WHAT THIS TASK INVOLVES: Pictures aside, quote the whole listing exactly.

RECORDS FOR THIS TASK:
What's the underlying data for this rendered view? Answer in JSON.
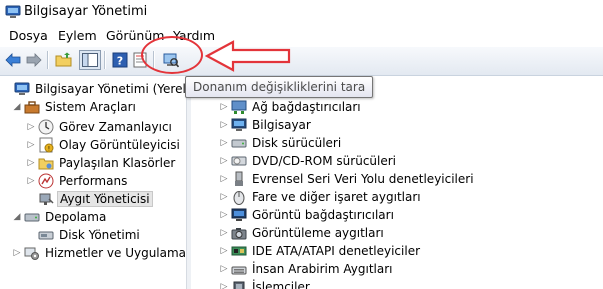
{
  "window": {
    "title": "Bilgisayar Yönetimi"
  },
  "menu": [
    "Dosya",
    "Eylem",
    "Görünüm",
    "Yardım"
  ],
  "toolbar": {
    "buttons": [
      "back-arrow-icon",
      "forward-arrow-icon",
      "up-folder-icon",
      "show-hide-tree-icon",
      "help-icon",
      "properties-icon",
      "scan-hardware-icon"
    ],
    "tooltip": "Donanım değişikliklerini tara"
  },
  "annotation": {
    "color": "#e3343a"
  },
  "tree": {
    "root": "Bilgisayar Yönetimi (Yerel)",
    "system_tools": "Sistem Araçları",
    "task_scheduler": "Görev Zamanlayıcı",
    "event_viewer": "Olay Görüntüleyicisi",
    "shared_folders": "Paylaşılan Klasörler",
    "performance": "Performans",
    "device_manager": "Aygıt Yöneticisi",
    "storage": "Depolama",
    "disk_management": "Disk Yönetimi",
    "services": "Hizmetler ve Uygulamalar"
  },
  "devices": [
    {
      "label": "Ağ bağdaştırıcıları",
      "icon": "network-adapter-icon"
    },
    {
      "label": "Bilgisayar",
      "icon": "computer-icon"
    },
    {
      "label": "Disk sürücüleri",
      "icon": "disk-drive-icon"
    },
    {
      "label": "DVD/CD-ROM sürücüleri",
      "icon": "dvd-drive-icon"
    },
    {
      "label": "Evrensel Seri Veri Yolu denetleyicileri",
      "icon": "usb-icon"
    },
    {
      "label": "Fare ve diğer işaret aygıtları",
      "icon": "mouse-icon"
    },
    {
      "label": "Görüntü bağdaştırıcıları",
      "icon": "display-adapter-icon"
    },
    {
      "label": "Görüntüleme aygıtları",
      "icon": "imaging-device-icon"
    },
    {
      "label": "IDE ATA/ATAPI denetleyiciler",
      "icon": "ide-controller-icon"
    },
    {
      "label": "İnsan Arabirim Aygıtları",
      "icon": "hid-icon"
    },
    {
      "label": "İşlemciler",
      "icon": "processor-icon"
    }
  ]
}
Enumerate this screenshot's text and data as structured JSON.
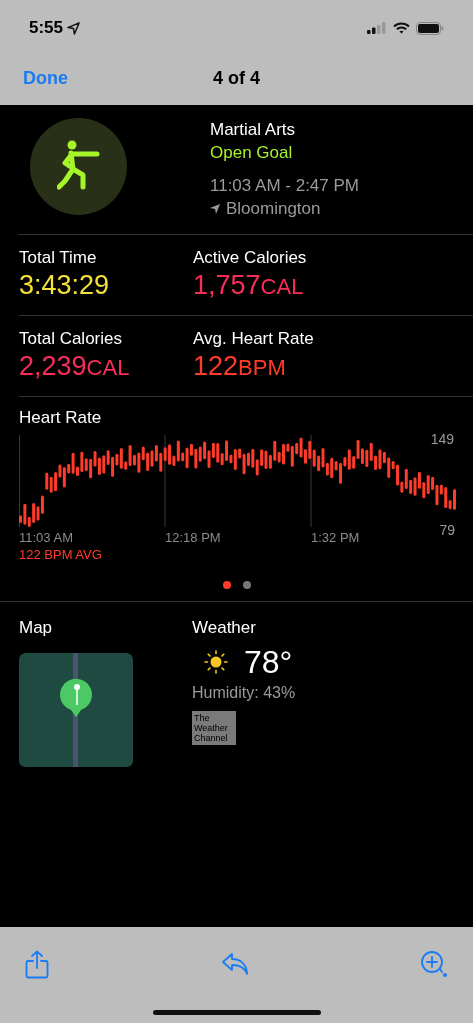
{
  "status_bar": {
    "time": "5:55"
  },
  "nav": {
    "done": "Done",
    "title": "4 of 4"
  },
  "workout": {
    "name": "Martial Arts",
    "goal": "Open Goal",
    "time_range": "11:03 AM - 2:47 PM",
    "location": "Bloomington"
  },
  "metrics": [
    {
      "label": "Total Time",
      "value": "3:43:29",
      "color": "#f4e03a"
    },
    {
      "label": "Active Calories",
      "value": "1,757",
      "unit": "CAL",
      "color": "#fa2d5a"
    },
    {
      "label": "Total Calories",
      "value": "2,239",
      "unit": "CAL",
      "color": "#fa2d5a"
    },
    {
      "label": "Avg. Heart Rate",
      "value": "122",
      "unit": "BPM",
      "color": "#ff3b2a"
    }
  ],
  "heart_rate": {
    "title": "Heart Rate",
    "max_label": "149",
    "min_label": "79",
    "time_labels": [
      "11:03 AM",
      "12:18 PM",
      "1:32 PM"
    ],
    "average": "122 BPM AVG"
  },
  "page_dots": [
    {
      "selected": true
    },
    {
      "selected": false
    }
  ],
  "map": {
    "title": "Map"
  },
  "weather": {
    "title": "Weather",
    "temperature": "78°",
    "humidity": "Humidity: 43%",
    "provider": "The Weather Channel"
  }
}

SOLVED PROBLEM:
What's the underlying data for this rendered view? Answer in JSON.
{
  "window": {
    "title": "Bilgisayar Yönetimi"
  },
  "menu": [
    "Dosya",
    "Eylem",
    "Görünüm",
    "Yardım"
  ],
  "toolbar": {
    "buttons": [
      "back-arrow-icon",
      "forward-arrow-icon",
      "up-folder-icon",
      "show-hide-tree-icon",
      "help-icon",
      "properties-icon",
      "scan-hardware-icon"
    ],
    "tooltip": "Donanım değişikliklerini tara"
  },
  "annotation": {
    "color": "#e3343a"
  },
  "tree": {
    "root": "Bilgisayar Yönetimi (Yerel)",
    "system_tools": "Sistem Araçları",
    "task_scheduler": "Görev Zamanlayıcı",
    "event_viewer": "Olay Görüntüleyicisi",
    "shared_folders": "Paylaşılan Klasörler",
    "performance": "Performans",
    "device_manager": "Aygıt Yöneticisi",
    "storage": "Depolama",
    "disk_management": "Disk Yönetimi",
    "services": "Hizmetler ve Uygulamalar"
  },
  "devices": [
    {
      "label": "Ağ bağdaştırıcıları",
      "icon": "network-adapter-icon"
    },
    {
      "label": "Bilgisayar",
      "icon": "computer-icon"
    },
    {
      "label": "Disk sürücüleri",
      "icon": "disk-drive-icon"
    },
    {
      "label": "DVD/CD-ROM sürücüleri",
      "icon": "dvd-drive-icon"
    },
    {
      "label": "Evrensel Seri Veri Yolu denetleyicileri",
      "icon": "usb-icon"
    },
    {
      "label": "Fare ve diğer işaret aygıtları",
      "icon": "mouse-icon"
    },
    {
      "label": "Görüntü bağdaştırıcıları",
      "icon": "display-adapter-icon"
    },
    {
      "label": "Görüntüleme aygıtları",
      "icon": "imaging-device-icon"
    },
    {
      "label": "IDE ATA/ATAPI denetleyiciler",
      "icon": "ide-controller-icon"
    },
    {
      "label": "İnsan Arabirim Aygıtları",
      "icon": "hid-icon"
    },
    {
      "label": "İşlemciler",
      "icon": "processor-icon"
    }
  ]
}
Enumerate this screenshot's text and data as structured JSON.
{
  "status_bar": {
    "time": "5:55"
  },
  "nav": {
    "done": "Done",
    "title": "4 of 4"
  },
  "workout": {
    "name": "Martial Arts",
    "goal": "Open Goal",
    "time_range": "11:03 AM - 2:47 PM",
    "location": "Bloomington"
  },
  "metrics": [
    {
      "label": "Total Time",
      "value": "3:43:29",
      "color": "#f4e03a"
    },
    {
      "label": "Active Calories",
      "value": "1,757",
      "unit": "CAL",
      "color": "#fa2d5a"
    },
    {
      "label": "Total Calories",
      "value": "2,239",
      "unit": "CAL",
      "color": "#fa2d5a"
    },
    {
      "label": "Avg. Heart Rate",
      "value": "122",
      "unit": "BPM",
      "color": "#ff3b2a"
    }
  ],
  "heart_rate": {
    "title": "Heart Rate",
    "max_label": "149",
    "min_label": "79",
    "time_labels": [
      "11:03 AM",
      "12:18 PM",
      "1:32 PM"
    ],
    "average": "122 BPM AVG"
  },
  "page_dots": [
    {
      "selected": true
    },
    {
      "selected": false
    }
  ],
  "map": {
    "title": "Map"
  },
  "weather": {
    "title": "Weather",
    "temperature": "78°",
    "humidity": "Humidity: 43%",
    "provider": "The Weather Channel"
  }
}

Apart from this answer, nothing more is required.